- Aim -
In the listing below, find every line containing "Indoor" and copy it out.

- Records from a dataset -
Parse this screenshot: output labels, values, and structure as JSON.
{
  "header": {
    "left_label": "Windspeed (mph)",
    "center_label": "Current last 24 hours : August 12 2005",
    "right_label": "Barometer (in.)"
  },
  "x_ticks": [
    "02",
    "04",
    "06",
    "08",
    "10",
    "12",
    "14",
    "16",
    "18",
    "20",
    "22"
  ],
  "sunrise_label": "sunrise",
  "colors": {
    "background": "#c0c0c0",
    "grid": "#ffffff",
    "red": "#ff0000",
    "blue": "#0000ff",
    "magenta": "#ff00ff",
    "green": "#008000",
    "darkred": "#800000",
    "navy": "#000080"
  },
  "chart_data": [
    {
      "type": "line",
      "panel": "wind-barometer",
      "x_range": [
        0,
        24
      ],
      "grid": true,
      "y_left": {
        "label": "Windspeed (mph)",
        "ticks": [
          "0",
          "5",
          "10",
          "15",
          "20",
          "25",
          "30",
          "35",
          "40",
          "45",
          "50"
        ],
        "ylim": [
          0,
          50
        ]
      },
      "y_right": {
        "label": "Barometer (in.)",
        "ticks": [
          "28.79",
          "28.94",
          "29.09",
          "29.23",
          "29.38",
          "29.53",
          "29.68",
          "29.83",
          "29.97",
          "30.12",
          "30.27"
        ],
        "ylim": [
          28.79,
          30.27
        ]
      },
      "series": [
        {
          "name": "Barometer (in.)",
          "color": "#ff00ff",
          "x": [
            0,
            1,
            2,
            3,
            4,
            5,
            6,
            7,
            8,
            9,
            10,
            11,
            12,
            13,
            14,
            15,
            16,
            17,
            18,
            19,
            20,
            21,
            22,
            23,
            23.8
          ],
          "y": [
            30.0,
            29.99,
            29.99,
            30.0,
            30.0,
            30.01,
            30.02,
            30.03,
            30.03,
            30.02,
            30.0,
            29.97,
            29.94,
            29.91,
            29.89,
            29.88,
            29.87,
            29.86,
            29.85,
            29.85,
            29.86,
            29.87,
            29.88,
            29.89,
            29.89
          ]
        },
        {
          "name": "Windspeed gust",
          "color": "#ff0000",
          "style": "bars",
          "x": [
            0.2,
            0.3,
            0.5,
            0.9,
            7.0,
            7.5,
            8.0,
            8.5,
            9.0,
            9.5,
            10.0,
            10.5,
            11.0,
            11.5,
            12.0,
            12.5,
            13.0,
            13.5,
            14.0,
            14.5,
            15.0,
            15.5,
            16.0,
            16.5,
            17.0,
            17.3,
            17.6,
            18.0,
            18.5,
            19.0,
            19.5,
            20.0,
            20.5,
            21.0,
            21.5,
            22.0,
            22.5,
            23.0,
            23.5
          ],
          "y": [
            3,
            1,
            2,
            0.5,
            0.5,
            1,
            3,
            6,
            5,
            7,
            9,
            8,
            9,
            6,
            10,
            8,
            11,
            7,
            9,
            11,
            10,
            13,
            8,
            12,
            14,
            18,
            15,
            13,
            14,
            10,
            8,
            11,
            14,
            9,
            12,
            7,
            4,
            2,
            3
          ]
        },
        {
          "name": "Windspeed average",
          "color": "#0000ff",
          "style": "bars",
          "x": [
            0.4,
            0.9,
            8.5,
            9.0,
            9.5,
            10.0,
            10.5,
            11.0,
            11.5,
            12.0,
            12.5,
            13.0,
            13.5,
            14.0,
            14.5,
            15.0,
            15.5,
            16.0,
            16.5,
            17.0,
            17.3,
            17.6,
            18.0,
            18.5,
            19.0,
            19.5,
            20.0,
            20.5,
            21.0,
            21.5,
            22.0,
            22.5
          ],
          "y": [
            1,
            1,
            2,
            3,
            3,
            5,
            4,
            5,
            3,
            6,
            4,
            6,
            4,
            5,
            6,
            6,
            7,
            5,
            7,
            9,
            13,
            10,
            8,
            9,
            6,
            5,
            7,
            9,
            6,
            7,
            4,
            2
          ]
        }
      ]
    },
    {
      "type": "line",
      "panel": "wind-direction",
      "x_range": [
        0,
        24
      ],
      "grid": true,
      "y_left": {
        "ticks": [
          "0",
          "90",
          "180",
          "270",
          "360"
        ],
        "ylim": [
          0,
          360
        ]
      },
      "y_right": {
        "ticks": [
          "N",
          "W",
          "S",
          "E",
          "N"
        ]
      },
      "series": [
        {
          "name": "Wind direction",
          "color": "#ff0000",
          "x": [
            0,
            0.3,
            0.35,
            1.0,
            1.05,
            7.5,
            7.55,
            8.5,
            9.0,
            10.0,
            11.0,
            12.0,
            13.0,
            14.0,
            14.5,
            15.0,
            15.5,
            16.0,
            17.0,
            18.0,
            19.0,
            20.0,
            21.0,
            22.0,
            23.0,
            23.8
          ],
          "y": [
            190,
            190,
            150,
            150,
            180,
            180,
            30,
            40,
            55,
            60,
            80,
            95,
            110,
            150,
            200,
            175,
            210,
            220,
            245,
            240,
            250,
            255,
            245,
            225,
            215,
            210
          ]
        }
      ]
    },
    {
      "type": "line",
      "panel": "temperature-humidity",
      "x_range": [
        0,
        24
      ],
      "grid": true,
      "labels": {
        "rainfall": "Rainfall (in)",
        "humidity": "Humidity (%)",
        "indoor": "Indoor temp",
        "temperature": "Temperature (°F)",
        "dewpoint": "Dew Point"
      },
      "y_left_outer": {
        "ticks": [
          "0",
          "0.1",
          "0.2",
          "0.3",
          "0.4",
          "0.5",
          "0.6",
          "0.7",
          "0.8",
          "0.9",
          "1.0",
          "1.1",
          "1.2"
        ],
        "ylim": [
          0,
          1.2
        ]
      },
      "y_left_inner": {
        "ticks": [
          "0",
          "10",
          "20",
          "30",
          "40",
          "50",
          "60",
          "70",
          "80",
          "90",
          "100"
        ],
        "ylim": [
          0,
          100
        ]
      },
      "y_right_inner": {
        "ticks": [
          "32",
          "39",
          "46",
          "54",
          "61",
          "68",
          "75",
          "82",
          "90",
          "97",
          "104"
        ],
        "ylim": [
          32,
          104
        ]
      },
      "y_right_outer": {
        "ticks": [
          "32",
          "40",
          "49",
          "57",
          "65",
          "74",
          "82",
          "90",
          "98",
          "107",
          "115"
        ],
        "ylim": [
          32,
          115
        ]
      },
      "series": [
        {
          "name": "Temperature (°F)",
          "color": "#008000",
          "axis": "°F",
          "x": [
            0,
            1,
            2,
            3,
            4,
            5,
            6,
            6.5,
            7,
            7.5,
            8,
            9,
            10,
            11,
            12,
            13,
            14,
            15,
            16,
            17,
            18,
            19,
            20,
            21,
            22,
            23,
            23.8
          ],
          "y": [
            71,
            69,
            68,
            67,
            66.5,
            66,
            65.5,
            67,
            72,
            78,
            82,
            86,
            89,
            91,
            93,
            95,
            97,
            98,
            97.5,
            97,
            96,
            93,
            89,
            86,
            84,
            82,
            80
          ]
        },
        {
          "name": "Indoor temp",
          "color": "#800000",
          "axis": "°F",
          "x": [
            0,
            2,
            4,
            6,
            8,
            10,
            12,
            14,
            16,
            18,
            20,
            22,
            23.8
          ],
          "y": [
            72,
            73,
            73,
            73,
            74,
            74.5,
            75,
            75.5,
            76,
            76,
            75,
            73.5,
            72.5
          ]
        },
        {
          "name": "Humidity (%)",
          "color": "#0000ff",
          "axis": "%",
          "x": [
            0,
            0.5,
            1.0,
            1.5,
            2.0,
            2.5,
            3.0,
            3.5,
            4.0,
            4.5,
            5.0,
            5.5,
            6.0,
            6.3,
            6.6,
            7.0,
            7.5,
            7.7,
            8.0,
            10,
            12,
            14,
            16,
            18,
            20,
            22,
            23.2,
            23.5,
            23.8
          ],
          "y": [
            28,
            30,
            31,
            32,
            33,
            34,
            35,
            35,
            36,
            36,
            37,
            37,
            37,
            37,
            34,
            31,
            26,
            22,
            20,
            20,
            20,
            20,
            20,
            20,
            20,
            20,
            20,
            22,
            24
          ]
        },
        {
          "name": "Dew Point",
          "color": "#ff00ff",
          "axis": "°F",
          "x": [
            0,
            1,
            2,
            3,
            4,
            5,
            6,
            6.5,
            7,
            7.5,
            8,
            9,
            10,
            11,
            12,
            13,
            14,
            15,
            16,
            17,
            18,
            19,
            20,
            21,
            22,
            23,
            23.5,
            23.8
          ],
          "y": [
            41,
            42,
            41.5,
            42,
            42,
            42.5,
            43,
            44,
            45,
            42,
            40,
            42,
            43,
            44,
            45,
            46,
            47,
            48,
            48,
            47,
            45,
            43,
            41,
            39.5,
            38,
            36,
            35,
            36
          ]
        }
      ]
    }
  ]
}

- Correct output -
        "indoor": "Indoor temp",
          "name": "Indoor temp",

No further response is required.